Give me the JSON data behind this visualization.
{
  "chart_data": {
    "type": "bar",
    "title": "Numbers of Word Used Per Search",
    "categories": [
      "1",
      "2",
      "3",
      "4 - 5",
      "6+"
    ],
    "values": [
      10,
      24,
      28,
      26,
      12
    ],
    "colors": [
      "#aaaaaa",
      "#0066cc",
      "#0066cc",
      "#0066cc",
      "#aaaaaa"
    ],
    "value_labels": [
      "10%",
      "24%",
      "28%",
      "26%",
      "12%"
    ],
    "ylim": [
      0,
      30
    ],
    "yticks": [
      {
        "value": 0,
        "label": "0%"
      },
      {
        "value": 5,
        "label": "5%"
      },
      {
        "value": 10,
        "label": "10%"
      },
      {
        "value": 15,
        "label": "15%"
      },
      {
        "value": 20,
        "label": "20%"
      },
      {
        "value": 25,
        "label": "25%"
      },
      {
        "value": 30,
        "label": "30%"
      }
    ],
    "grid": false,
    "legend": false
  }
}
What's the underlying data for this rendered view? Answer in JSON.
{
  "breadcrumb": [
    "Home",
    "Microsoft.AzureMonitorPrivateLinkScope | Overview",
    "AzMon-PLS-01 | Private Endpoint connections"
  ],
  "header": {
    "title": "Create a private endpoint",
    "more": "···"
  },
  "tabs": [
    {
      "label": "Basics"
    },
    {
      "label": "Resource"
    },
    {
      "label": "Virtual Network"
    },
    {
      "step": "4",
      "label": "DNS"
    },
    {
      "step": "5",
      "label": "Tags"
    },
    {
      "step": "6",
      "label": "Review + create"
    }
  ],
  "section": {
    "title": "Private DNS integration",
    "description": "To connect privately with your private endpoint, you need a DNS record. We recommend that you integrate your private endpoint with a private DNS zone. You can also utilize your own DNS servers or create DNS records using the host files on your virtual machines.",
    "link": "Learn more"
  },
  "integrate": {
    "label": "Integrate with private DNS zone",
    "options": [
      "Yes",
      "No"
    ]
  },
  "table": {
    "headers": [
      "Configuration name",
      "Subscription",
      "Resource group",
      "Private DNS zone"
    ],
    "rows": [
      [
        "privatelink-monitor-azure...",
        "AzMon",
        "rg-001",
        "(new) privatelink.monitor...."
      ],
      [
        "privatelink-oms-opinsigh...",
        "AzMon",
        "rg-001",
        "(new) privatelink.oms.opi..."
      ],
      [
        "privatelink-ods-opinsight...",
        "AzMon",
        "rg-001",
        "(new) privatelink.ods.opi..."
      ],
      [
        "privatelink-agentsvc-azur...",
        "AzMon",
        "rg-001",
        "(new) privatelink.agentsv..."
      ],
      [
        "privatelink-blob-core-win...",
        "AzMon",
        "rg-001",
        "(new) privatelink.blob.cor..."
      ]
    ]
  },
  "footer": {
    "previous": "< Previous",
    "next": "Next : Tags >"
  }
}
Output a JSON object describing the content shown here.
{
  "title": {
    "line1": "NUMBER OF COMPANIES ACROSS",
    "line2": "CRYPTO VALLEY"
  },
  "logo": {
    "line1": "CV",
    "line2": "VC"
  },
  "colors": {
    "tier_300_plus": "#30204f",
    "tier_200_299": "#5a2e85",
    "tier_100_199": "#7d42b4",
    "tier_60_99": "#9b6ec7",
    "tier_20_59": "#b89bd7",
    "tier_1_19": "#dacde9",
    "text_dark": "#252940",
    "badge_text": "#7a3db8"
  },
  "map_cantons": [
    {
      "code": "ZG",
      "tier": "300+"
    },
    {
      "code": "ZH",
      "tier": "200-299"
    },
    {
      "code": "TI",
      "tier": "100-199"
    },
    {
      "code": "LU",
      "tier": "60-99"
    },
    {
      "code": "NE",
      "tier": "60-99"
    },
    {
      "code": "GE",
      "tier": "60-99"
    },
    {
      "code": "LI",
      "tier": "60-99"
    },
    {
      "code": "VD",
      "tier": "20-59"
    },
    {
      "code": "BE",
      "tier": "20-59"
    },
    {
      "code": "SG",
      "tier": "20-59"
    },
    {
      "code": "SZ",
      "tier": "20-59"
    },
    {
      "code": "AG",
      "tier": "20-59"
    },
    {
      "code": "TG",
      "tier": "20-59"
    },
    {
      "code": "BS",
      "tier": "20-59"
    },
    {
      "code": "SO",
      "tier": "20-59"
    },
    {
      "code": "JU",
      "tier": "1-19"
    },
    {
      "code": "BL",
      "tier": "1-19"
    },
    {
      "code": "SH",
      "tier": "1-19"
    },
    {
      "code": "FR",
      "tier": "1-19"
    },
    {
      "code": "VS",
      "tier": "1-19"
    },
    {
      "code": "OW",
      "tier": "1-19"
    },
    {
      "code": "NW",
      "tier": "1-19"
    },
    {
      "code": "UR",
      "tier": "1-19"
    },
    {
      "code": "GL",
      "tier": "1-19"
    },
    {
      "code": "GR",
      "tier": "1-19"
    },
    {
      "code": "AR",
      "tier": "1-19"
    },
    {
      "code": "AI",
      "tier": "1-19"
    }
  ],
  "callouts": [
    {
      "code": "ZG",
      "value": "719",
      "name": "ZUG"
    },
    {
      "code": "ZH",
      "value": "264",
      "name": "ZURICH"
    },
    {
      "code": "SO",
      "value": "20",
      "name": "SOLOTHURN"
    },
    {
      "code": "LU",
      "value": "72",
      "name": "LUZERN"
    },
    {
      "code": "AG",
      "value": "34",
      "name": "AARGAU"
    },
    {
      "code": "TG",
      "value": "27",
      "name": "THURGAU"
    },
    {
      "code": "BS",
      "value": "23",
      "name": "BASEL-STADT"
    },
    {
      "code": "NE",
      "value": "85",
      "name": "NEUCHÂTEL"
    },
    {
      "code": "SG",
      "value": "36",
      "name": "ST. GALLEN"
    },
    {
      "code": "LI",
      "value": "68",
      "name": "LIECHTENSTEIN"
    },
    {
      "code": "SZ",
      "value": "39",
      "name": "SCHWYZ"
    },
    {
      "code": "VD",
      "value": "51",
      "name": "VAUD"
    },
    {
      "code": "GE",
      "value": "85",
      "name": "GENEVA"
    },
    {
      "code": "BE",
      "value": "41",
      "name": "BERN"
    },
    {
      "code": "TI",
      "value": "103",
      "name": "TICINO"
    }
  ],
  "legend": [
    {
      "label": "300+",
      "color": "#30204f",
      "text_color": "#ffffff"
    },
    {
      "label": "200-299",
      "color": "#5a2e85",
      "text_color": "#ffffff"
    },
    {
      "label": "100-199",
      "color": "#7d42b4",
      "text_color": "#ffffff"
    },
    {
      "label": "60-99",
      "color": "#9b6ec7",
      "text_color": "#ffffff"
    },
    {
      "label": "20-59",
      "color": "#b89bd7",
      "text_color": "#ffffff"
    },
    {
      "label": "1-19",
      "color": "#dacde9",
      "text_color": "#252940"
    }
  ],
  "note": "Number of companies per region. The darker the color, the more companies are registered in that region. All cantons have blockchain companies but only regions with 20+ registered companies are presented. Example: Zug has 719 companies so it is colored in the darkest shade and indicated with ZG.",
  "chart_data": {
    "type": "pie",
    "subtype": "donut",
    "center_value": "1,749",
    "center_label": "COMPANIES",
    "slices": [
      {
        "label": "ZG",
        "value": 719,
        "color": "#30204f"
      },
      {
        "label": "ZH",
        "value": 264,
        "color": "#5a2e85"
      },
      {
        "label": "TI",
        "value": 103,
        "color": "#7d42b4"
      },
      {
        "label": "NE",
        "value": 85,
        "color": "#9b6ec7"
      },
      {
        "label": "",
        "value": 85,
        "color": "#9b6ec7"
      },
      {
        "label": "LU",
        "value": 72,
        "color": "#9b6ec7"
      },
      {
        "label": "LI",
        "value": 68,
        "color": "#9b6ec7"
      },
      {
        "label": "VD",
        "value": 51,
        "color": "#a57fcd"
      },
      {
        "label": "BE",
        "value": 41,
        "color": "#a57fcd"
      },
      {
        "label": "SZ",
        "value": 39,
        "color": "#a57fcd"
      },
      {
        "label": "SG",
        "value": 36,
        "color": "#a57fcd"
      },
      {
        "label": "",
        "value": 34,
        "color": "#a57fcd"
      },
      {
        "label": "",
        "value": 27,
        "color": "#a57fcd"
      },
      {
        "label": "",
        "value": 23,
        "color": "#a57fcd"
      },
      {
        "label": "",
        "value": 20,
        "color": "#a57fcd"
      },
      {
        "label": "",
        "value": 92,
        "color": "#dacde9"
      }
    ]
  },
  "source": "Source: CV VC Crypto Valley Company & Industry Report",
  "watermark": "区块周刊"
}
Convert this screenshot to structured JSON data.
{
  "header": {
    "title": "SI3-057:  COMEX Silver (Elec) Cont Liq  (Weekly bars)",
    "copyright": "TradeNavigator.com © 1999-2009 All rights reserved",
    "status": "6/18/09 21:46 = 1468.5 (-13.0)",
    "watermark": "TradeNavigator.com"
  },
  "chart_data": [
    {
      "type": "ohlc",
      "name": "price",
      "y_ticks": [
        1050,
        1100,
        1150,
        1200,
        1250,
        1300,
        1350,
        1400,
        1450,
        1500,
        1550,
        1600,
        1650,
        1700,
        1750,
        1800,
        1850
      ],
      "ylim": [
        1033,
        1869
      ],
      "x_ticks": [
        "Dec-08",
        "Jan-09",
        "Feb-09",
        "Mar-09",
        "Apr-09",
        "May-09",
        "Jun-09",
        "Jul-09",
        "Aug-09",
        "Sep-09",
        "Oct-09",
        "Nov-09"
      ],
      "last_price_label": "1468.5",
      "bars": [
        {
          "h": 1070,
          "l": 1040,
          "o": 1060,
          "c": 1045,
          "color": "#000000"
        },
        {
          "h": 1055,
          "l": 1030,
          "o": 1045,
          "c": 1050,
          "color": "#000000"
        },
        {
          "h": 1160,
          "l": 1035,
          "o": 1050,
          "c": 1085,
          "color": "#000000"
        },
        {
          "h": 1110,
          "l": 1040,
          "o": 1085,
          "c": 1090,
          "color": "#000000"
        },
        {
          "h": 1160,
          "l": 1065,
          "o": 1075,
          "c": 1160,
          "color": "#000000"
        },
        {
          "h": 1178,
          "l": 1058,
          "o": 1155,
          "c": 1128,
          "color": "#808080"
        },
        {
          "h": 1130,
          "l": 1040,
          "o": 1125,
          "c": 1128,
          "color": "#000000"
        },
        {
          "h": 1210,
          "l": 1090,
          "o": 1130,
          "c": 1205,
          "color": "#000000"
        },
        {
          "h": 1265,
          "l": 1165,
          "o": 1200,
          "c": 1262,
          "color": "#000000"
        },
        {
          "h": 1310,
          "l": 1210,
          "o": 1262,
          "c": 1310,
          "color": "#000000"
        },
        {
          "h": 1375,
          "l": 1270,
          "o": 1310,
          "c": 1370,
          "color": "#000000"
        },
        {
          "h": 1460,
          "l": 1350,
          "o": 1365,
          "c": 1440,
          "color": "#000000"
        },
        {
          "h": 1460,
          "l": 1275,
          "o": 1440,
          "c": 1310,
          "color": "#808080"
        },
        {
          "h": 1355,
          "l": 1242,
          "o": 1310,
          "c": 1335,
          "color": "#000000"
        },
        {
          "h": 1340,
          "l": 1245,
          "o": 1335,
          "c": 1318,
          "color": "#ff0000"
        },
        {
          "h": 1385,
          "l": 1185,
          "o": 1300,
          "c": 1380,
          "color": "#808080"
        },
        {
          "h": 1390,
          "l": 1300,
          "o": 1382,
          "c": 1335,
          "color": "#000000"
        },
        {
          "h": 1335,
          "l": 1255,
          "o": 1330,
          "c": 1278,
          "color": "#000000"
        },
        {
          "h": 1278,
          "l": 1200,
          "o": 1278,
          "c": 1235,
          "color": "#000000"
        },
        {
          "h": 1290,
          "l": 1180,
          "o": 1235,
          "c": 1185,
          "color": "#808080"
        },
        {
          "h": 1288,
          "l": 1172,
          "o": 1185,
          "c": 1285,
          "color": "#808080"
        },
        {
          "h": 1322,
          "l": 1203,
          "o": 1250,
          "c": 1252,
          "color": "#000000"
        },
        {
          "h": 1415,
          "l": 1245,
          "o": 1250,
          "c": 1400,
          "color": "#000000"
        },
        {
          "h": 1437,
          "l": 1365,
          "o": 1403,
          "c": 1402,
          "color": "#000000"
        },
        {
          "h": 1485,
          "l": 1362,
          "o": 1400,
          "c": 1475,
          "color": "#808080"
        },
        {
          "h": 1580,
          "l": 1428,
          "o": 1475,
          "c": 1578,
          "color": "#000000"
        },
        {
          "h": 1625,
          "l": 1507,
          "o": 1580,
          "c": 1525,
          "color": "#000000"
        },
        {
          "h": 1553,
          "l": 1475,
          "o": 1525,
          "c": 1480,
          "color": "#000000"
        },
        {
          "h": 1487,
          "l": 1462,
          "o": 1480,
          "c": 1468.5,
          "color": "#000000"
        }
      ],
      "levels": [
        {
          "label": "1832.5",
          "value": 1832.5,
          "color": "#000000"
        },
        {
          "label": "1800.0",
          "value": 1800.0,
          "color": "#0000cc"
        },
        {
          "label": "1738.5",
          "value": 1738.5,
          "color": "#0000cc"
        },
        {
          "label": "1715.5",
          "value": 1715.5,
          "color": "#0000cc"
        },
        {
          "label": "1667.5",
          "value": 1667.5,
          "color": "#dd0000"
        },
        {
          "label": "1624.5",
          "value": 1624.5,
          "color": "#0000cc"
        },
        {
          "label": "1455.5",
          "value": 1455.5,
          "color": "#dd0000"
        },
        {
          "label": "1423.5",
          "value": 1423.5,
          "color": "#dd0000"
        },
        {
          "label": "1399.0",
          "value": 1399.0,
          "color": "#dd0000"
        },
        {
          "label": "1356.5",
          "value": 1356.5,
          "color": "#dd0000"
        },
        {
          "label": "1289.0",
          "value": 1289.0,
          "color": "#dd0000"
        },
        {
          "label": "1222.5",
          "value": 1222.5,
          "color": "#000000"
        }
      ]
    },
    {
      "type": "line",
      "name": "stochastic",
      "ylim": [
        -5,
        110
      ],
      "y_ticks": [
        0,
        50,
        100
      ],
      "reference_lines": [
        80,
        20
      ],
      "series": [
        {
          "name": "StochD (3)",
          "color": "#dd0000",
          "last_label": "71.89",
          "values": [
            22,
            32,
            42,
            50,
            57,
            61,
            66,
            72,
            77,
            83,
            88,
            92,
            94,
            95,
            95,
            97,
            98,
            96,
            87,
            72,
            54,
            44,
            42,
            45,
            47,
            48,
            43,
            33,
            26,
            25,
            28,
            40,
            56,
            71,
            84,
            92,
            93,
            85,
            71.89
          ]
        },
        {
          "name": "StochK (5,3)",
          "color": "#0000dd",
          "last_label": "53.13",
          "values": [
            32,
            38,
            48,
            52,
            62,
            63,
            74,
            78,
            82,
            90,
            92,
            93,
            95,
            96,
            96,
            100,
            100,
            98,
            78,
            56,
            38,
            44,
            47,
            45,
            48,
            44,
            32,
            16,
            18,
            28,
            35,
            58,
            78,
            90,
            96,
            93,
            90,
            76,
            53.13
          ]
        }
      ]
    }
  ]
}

☆ ☆ ☆ ☆

EXERCISE PROMPT: List each line of the records that holds the string "title".

RESULT OF THIS TASK:
    "title": "Numbers of Word Used Per Search",
    "title": "Create a private endpoint",
    "title": "Private DNS integration",
  "title": {
    "title": "SI3-057:  COMEX Silver (Elec) Cont Liq  (Weekly bars)",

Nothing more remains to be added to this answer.